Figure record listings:
┄┄┄┄┄┄┄┄┄┄┄┄┄┄┄┄┄┄┄┄

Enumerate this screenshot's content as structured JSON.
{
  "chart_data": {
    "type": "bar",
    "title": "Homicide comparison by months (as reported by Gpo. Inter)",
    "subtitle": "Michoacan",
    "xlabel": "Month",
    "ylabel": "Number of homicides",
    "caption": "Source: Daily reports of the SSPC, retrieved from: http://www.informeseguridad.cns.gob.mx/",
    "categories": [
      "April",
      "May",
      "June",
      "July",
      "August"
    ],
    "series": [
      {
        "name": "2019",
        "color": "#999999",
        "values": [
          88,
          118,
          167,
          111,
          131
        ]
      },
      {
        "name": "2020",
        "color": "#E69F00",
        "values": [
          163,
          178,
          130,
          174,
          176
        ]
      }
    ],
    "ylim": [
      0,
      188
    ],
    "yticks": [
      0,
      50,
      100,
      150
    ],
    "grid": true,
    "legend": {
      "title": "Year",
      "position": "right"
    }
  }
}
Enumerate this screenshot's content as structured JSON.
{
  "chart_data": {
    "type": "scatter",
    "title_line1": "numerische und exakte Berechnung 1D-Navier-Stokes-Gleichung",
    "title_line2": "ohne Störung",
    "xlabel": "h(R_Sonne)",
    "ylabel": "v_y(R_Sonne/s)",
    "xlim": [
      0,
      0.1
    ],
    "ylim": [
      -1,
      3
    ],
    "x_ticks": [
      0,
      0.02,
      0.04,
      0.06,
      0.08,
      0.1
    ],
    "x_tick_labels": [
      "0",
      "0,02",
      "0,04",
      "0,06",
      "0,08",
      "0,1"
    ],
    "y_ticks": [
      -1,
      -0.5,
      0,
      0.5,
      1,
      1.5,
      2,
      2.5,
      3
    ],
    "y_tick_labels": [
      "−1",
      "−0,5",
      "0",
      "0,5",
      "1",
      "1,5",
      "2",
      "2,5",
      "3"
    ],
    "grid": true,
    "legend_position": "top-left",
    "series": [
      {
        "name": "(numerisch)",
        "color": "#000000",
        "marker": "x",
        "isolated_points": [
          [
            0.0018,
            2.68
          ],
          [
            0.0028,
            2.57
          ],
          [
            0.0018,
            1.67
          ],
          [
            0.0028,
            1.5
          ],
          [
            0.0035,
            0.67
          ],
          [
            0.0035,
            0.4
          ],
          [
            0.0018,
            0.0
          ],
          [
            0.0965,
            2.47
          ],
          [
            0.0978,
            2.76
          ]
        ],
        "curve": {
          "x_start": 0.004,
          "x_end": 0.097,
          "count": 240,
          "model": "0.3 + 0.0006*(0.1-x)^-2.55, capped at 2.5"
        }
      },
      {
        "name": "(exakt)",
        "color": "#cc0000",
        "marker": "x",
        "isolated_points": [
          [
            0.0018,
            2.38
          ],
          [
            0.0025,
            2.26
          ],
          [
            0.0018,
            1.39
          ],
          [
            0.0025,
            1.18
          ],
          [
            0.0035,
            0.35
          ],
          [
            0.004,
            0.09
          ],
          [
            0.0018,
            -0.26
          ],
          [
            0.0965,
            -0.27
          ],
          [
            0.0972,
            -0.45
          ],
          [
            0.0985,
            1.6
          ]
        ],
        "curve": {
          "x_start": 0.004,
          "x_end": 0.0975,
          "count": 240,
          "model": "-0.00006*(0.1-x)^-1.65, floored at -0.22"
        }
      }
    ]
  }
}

┄┄┄┄┄┄┄┄┄┄┄┄┄┄┄┄┄┄┄┄

> [DIRECTION]: The records above should be restated word for word, please.

> [FULL OUTPUT]:
Enumerate this screenshot's content as structured JSON.
{
  "chart_data": {
    "type": "bar",
    "title": "Homicide comparison by months (as reported by Gpo. Inter)",
    "subtitle": "Michoacan",
    "xlabel": "Month",
    "ylabel": "Number of homicides",
    "caption": "Source: Daily reports of the SSPC, retrieved from: http://www.informeseguridad.cns.gob.mx/",
    "categories": [
      "April",
      "May",
      "June",
      "July",
      "August"
    ],
    "series": [
      {
        "name": "2019",
        "color": "#999999",
        "values": [
          88,
          118,
          167,
          111,
          131
        ]
      },
      {
        "name": "2020",
        "color": "#E69F00",
        "values": [
          163,
          178,
          130,
          174,
          176
        ]
      }
    ],
    "ylim": [
      0,
      188
    ],
    "yticks": [
      0,
      50,
      100,
      150
    ],
    "grid": true,
    "legend": {
      "title": "Year",
      "position": "right"
    }
  }
}
Enumerate this screenshot's content as structured JSON.
{
  "chart_data": {
    "type": "scatter",
    "title_line1": "numerische und exakte Berechnung 1D-Navier-Stokes-Gleichung",
    "title_line2": "ohne Störung",
    "xlabel": "h(R_Sonne)",
    "ylabel": "v_y(R_Sonne/s)",
    "xlim": [
      0,
      0.1
    ],
    "ylim": [
      -1,
      3
    ],
    "x_ticks": [
      0,
      0.02,
      0.04,
      0.06,
      0.08,
      0.1
    ],
    "x_tick_labels": [
      "0",
      "0,02",
      "0,04",
      "0,06",
      "0,08",
      "0,1"
    ],
    "y_ticks": [
      -1,
      -0.5,
      0,
      0.5,
      1,
      1.5,
      2,
      2.5,
      3
    ],
    "y_tick_labels": [
      "−1",
      "−0,5",
      "0",
      "0,5",
      "1",
      "1,5",
      "2",
      "2,5",
      "3"
    ],
    "grid": true,
    "legend_position": "top-left",
    "series": [
      {
        "name": "(numerisch)",
        "color": "#000000",
        "marker": "x",
        "isolated_points": [
          [
            0.0018,
            2.68
          ],
          [
            0.0028,
            2.57
          ],
          [
            0.0018,
            1.67
          ],
          [
            0.0028,
            1.5
          ],
          [
            0.0035,
            0.67
          ],
          [
            0.0035,
            0.4
          ],
          [
            0.0018,
            0.0
          ],
          [
            0.0965,
            2.47
          ],
          [
            0.0978,
            2.76
          ]
        ],
        "curve": {
          "x_start": 0.004,
          "x_end": 0.097,
          "count": 240,
          "model": "0.3 + 0.0006*(0.1-x)^-2.55, capped at 2.5"
        }
      },
      {
        "name": "(exakt)",
        "color": "#cc0000",
        "marker": "x",
        "isolated_points": [
          [
            0.0018,
            2.38
          ],
          [
            0.0025,
            2.26
          ],
          [
            0.0018,
            1.39
          ],
          [
            0.0025,
            1.18
          ],
          [
            0.0035,
            0.35
          ],
          [
            0.004,
            0.09
          ],
          [
            0.0018,
            -0.26
          ],
          [
            0.0965,
            -0.27
          ],
          [
            0.0972,
            -0.45
          ],
          [
            0.0985,
            1.6
          ]
        ],
        "curve": {
          "x_start": 0.004,
          "x_end": 0.0975,
          "count": 240,
          "model": "-0.00006*(0.1-x)^-1.65, floored at -0.22"
        }
      }
    ]
  }
}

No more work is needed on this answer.